Some records:
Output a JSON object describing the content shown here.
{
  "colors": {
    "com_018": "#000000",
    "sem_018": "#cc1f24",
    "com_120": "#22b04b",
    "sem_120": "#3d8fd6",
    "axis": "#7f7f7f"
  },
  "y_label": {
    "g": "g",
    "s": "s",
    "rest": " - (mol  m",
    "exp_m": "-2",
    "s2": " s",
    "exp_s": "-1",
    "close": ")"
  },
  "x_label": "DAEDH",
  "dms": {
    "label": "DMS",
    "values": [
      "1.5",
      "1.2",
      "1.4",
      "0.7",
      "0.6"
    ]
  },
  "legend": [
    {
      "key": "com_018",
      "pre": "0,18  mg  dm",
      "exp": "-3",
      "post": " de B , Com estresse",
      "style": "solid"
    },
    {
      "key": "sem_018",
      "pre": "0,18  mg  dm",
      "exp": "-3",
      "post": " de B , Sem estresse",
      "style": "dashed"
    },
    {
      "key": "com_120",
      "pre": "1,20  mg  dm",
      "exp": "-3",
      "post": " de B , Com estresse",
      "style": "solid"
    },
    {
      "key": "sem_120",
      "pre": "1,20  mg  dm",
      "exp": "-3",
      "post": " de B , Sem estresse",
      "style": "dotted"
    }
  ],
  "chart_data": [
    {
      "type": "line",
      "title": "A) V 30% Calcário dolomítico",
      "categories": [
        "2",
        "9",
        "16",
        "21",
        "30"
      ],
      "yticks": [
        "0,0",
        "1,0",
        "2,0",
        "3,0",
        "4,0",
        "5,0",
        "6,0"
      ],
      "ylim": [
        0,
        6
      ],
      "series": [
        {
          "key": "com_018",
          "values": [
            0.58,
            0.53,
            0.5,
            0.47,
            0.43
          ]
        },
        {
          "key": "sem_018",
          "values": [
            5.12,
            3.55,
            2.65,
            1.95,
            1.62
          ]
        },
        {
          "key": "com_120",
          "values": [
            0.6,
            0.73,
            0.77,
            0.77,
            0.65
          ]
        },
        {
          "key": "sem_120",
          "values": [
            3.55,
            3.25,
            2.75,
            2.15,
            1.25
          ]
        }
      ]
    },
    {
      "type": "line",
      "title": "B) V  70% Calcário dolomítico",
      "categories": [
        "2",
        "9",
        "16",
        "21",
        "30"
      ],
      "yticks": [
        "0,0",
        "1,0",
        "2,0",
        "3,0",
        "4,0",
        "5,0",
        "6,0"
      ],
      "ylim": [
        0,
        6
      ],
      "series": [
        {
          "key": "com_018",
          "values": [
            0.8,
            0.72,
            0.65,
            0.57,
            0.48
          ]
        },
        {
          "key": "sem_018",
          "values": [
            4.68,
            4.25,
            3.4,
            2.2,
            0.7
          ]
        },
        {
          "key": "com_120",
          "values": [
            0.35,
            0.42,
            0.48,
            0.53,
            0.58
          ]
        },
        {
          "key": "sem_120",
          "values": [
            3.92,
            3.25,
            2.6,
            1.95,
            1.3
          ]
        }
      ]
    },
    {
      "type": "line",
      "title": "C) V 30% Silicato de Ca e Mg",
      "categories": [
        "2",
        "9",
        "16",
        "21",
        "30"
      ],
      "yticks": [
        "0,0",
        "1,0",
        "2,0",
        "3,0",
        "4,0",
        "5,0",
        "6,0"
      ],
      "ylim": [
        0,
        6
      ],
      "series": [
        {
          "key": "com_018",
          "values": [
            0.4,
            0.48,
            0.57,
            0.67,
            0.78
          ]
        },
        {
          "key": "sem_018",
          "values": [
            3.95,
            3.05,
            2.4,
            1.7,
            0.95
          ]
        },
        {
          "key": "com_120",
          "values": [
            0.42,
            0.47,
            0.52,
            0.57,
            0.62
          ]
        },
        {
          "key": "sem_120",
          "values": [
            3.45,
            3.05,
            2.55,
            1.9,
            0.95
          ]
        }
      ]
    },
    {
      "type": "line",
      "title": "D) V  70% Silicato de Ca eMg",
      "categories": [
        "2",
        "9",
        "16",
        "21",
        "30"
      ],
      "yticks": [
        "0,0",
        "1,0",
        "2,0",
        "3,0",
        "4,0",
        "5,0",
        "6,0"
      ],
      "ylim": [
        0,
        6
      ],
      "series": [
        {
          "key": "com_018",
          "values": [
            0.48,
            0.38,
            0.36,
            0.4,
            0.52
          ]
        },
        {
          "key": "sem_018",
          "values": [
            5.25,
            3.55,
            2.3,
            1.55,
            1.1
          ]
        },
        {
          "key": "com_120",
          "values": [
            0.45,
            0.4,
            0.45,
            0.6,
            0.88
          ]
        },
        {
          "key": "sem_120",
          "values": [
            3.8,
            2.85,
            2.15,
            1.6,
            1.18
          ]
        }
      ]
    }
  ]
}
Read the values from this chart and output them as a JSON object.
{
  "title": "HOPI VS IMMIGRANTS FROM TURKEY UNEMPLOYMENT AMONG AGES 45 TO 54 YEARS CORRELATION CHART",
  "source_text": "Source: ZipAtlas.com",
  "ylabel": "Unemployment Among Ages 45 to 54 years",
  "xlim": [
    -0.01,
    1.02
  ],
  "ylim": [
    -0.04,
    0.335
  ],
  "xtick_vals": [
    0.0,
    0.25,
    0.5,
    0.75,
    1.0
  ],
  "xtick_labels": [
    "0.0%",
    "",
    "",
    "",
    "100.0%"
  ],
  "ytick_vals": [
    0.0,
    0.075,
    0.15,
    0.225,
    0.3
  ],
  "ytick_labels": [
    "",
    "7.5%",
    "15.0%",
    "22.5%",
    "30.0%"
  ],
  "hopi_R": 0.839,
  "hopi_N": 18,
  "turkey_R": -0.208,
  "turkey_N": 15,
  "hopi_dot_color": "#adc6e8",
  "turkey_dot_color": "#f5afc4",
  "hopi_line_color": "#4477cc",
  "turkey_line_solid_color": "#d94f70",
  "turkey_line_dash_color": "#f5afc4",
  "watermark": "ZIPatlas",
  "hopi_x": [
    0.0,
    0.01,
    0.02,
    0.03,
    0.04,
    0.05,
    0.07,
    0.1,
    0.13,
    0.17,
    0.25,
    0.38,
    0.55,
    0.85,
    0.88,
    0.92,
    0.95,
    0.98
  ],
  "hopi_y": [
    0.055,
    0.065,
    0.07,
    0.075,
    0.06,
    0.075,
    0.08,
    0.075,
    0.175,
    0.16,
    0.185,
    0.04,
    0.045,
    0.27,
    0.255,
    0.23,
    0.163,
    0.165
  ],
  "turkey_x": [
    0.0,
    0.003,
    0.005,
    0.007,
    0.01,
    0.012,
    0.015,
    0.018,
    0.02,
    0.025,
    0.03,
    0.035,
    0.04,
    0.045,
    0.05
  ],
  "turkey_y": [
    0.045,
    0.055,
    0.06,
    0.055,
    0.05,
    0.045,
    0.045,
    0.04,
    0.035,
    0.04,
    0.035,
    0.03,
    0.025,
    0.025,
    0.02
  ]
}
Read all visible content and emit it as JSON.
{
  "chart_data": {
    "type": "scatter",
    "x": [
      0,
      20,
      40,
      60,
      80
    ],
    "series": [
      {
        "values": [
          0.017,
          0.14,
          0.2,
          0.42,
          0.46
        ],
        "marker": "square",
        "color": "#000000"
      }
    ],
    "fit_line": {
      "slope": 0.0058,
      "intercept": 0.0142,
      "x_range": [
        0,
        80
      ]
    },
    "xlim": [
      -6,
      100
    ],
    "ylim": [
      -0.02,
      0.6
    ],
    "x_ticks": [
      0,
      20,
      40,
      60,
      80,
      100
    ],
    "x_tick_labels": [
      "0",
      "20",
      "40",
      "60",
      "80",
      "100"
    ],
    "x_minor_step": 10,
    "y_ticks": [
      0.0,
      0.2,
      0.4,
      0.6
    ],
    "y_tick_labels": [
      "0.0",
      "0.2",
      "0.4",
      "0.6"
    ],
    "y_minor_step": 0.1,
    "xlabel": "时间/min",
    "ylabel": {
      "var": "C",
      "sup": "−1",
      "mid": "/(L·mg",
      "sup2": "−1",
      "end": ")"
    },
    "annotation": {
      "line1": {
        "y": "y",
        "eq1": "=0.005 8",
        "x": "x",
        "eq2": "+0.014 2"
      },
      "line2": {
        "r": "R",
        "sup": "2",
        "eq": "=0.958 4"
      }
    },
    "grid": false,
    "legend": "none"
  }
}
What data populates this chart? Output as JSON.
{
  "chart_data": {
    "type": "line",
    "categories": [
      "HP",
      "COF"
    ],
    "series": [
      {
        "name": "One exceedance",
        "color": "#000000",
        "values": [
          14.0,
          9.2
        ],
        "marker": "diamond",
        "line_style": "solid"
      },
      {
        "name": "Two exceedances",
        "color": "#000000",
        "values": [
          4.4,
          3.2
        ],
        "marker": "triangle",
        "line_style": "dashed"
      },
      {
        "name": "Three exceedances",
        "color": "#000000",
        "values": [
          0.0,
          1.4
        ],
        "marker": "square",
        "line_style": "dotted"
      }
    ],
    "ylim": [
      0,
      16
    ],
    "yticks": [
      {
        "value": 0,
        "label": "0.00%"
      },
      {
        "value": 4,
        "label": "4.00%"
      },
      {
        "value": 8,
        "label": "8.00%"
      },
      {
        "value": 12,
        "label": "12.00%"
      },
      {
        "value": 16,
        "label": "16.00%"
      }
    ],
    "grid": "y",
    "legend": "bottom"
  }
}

### Stated task
Every line containing the string "name" must be listed.

### Response below
        "name": "One exceedance",
        "name": "Two exceedances",
        "name": "Three exceedances",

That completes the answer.